• [PROVIDED TEXT]:
//

# Exercice perceptron

## logical AND

• Observations = 00:0 01:0 10:0 11:1
• Initial weights = 0

• How many epochs is needed for convergence ?
• What are the weights of the trained model ?

## logical XOR

• Observations = 00:0 01:1 10:1 11:0
• Initial weights = 0

• What happens ?

## unnormalized AND

• Observations = 00:0 02:0 20:0 22:1
• Initial weights = 0

• How many epochs is needed for convergence ?
• What are the weights of the trained model ?

# Exercice feature def.

## SPAM or not ?

• We want to detect whether an email is a spam. We have a corpus of 50,000 annotated examples.
• What is the main drawback of each of the following feature ?
• Number of times a given character occurs (normalized)

• [ROWS]:
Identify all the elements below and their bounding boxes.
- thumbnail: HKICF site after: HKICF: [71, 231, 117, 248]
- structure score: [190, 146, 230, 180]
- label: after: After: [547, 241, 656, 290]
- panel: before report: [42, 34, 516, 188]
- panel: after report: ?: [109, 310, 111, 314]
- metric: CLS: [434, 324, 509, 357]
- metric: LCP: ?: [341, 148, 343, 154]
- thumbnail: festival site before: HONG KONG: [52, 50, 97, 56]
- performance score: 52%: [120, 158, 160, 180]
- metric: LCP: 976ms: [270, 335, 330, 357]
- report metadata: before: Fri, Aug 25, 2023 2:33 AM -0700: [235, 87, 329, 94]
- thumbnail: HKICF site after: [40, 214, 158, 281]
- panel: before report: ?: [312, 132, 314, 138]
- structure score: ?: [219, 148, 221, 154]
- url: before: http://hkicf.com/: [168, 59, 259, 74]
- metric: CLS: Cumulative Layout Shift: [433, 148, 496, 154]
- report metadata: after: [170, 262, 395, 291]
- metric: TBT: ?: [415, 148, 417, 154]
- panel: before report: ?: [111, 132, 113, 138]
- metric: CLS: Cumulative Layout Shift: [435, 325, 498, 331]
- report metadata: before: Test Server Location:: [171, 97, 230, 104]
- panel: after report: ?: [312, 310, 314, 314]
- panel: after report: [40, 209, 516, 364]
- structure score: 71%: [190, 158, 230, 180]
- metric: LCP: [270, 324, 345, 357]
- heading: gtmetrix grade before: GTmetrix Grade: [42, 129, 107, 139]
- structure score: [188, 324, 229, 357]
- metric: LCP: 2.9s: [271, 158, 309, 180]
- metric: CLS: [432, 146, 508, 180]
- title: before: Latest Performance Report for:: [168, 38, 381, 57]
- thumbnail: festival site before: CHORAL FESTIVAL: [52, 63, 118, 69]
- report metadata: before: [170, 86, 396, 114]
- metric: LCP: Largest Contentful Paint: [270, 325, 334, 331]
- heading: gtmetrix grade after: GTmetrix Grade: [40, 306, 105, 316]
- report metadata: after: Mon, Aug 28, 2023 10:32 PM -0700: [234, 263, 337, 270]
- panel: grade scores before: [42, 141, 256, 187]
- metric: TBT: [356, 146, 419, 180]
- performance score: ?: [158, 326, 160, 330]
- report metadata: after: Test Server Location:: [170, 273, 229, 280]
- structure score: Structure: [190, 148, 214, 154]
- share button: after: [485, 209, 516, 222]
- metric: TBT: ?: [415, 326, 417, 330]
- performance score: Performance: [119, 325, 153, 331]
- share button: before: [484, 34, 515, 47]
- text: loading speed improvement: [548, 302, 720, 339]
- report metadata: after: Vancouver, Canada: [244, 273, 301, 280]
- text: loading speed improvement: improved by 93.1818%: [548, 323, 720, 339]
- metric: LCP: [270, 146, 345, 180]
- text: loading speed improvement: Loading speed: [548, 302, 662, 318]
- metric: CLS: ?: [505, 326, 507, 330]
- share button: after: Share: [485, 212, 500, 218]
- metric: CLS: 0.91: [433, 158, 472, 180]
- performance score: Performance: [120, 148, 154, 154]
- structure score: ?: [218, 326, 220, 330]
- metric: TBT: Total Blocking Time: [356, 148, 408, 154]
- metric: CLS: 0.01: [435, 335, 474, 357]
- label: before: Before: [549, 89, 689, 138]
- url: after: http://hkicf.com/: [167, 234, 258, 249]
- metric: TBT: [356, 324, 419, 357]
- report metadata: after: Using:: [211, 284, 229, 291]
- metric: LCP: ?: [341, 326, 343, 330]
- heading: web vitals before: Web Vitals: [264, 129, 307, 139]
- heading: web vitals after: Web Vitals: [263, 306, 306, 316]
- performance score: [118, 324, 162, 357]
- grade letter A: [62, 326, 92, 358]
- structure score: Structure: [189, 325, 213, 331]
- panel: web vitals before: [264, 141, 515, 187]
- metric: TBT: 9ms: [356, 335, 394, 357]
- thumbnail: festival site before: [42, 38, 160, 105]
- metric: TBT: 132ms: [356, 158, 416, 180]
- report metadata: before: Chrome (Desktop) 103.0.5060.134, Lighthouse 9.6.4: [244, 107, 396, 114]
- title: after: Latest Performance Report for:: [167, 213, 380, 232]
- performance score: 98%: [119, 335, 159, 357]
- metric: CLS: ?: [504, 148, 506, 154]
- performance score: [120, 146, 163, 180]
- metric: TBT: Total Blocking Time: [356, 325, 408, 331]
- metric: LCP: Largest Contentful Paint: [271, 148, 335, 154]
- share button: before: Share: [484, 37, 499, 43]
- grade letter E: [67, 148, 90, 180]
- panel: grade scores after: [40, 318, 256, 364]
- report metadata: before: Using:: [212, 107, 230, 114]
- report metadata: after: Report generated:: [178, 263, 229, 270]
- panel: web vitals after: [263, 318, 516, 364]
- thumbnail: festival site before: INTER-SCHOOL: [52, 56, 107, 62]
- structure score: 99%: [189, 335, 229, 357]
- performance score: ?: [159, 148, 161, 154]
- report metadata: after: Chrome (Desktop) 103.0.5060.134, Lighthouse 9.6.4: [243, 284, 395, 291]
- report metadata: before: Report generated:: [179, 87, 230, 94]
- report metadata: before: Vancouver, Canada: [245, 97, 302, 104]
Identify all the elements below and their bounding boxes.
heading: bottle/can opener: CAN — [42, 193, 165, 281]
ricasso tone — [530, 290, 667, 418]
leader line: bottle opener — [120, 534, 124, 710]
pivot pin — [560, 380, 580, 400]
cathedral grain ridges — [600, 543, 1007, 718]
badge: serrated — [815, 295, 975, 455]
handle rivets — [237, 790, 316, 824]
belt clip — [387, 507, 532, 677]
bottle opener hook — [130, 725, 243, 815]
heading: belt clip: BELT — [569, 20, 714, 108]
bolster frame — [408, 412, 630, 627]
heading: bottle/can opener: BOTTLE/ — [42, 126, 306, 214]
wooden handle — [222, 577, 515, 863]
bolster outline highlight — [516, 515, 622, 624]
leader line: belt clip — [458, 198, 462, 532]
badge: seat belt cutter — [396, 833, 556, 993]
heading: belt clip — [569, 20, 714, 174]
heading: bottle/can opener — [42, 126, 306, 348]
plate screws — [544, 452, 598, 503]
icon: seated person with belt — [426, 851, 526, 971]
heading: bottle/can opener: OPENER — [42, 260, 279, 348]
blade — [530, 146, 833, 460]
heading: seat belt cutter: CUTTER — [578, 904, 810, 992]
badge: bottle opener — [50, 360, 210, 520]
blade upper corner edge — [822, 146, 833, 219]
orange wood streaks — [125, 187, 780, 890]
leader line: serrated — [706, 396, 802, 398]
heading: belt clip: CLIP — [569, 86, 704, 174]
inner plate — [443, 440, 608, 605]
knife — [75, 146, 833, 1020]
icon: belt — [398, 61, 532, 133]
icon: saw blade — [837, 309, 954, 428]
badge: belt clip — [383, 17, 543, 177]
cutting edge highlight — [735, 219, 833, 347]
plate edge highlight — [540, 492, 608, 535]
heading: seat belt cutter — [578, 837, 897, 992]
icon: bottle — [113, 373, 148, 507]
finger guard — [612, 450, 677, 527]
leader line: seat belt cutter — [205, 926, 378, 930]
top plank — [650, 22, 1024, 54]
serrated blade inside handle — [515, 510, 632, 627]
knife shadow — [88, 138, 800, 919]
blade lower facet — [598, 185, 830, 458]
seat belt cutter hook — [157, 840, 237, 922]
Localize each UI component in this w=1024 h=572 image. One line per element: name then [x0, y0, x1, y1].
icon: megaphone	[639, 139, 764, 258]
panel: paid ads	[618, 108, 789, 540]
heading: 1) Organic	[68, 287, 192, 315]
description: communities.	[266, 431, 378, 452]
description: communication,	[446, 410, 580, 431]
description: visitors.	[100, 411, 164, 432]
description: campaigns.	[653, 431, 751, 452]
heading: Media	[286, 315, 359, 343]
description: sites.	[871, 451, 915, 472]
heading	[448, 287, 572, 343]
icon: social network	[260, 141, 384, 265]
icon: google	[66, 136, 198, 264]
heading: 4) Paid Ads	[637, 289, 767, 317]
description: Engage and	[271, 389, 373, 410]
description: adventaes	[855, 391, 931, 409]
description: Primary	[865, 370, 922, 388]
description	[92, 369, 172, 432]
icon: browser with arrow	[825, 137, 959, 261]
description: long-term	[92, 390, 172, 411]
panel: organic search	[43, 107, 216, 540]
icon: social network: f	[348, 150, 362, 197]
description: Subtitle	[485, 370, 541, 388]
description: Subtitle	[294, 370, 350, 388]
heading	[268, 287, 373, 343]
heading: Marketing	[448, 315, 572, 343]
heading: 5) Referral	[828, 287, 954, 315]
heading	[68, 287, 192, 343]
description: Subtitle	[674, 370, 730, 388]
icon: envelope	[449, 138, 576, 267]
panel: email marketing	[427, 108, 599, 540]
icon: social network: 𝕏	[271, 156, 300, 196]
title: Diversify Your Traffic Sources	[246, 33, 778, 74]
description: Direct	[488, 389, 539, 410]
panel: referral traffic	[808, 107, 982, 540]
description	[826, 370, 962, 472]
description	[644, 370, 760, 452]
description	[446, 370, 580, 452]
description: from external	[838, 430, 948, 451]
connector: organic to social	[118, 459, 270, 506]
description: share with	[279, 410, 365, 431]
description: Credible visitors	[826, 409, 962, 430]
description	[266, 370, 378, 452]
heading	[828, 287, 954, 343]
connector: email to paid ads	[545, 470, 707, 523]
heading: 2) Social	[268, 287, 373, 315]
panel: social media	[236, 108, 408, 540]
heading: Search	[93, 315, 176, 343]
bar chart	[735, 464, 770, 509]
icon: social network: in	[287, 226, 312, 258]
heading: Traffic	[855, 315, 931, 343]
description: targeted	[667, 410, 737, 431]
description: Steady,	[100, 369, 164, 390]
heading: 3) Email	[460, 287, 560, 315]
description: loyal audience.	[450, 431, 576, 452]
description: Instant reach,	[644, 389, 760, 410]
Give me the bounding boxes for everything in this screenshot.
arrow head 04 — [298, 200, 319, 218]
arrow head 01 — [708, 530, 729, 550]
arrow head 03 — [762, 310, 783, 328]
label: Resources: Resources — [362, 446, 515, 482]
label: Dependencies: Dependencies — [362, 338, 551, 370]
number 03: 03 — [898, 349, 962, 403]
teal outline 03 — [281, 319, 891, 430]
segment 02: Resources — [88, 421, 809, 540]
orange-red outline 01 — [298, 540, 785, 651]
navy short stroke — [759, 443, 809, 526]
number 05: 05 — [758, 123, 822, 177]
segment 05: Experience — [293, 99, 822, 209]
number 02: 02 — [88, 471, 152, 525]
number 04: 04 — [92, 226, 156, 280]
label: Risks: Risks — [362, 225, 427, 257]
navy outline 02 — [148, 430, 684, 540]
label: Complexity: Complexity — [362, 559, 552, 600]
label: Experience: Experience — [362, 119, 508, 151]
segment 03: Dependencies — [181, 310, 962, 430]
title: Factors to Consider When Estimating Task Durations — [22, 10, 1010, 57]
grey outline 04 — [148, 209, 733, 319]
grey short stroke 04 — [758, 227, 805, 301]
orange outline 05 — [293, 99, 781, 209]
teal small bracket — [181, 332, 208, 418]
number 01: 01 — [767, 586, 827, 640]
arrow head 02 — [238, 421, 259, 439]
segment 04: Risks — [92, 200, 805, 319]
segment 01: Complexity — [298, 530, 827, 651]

• [REQUIRED TASK]: In the exercise sheet above, how many annotated examples does the corpus in the spam section contain? Please answer in a few words.

• [ANSWER FOR THIS EXERCISE]: 50,000 annotated examples.